(Dataset records)
▬▬▬▬▬▬▬▬▬▬

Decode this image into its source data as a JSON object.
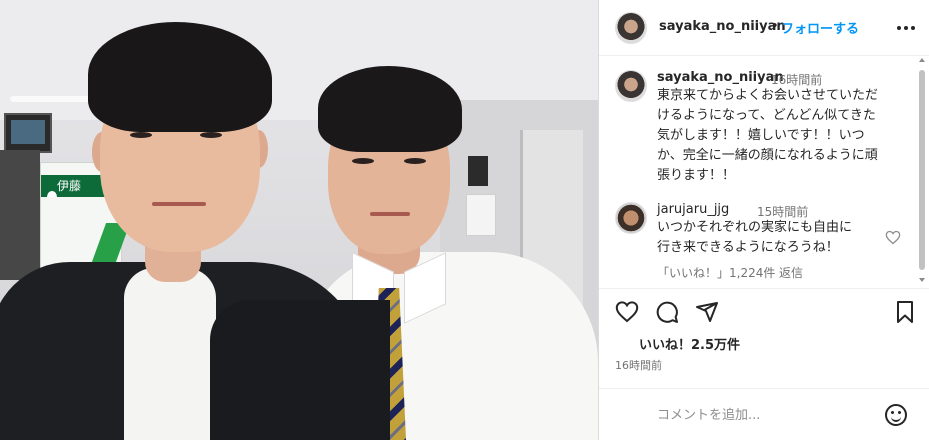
{
  "photo": {
    "sign_text": "伊藤"
  },
  "header": {
    "username": "sayaka_no_niiyan",
    "separator": "•",
    "follow_label": "フォローする",
    "more_icon": "more-horizontal-icon"
  },
  "caption": {
    "username": "sayaka_no_niiyan",
    "time": "16時間前",
    "text_lines": [
      "東京来てからよくお会いさせていただ",
      "けるようになって、どんどん似てきた",
      "気がします！！嬉しいです！！いつ",
      "か、完全に一緒の顔になれるように頑",
      "張ります！！"
    ]
  },
  "comment": {
    "username": "jarujaru_jjg",
    "time": "15時間前",
    "text_lines": [
      "いつかそれぞれの実家にも自由に",
      "行き来できるようになろうね！"
    ],
    "likes_label": "「いいね！」1,224件",
    "reply_label": "返信",
    "like_icon": "heart-outline-icon"
  },
  "actions": {
    "like_icon": "heart-icon",
    "comment_icon": "comment-icon",
    "share_icon": "send-icon",
    "save_icon": "bookmark-icon"
  },
  "post": {
    "likes": "いいね！2.5万件",
    "time": "16時間前"
  },
  "add_comment": {
    "placeholder": "コメントを追加...",
    "emoji_icon": "emoji-icon"
  }
}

▬▬▬▬▬▬▬▬▬▬

Copy the whole listing above word for word but do not carry over the pictures.

Decode this image into its source data as a JSON object.
{
  "photo": {
    "sign_text": "伊藤"
  },
  "header": {
    "username": "sayaka_no_niiyan",
    "separator": "•",
    "follow_label": "フォローする",
    "more_icon": "more-horizontal-icon"
  },
  "caption": {
    "username": "sayaka_no_niiyan",
    "time": "16時間前",
    "text_lines": [
      "東京来てからよくお会いさせていただ",
      "けるようになって、どんどん似てきた",
      "気がします！！嬉しいです！！いつ",
      "か、完全に一緒の顔になれるように頑",
      "張ります！！"
    ]
  },
  "comment": {
    "username": "jarujaru_jjg",
    "time": "15時間前",
    "text_lines": [
      "いつかそれぞれの実家にも自由に",
      "行き来できるようになろうね！"
    ],
    "likes_label": "「いいね！」1,224件",
    "reply_label": "返信",
    "like_icon": "heart-outline-icon"
  },
  "actions": {
    "like_icon": "heart-icon",
    "comment_icon": "comment-icon",
    "share_icon": "send-icon",
    "save_icon": "bookmark-icon"
  },
  "post": {
    "likes": "いいね！2.5万件",
    "time": "16時間前"
  },
  "add_comment": {
    "placeholder": "コメントを追加...",
    "emoji_icon": "emoji-icon"
  }
}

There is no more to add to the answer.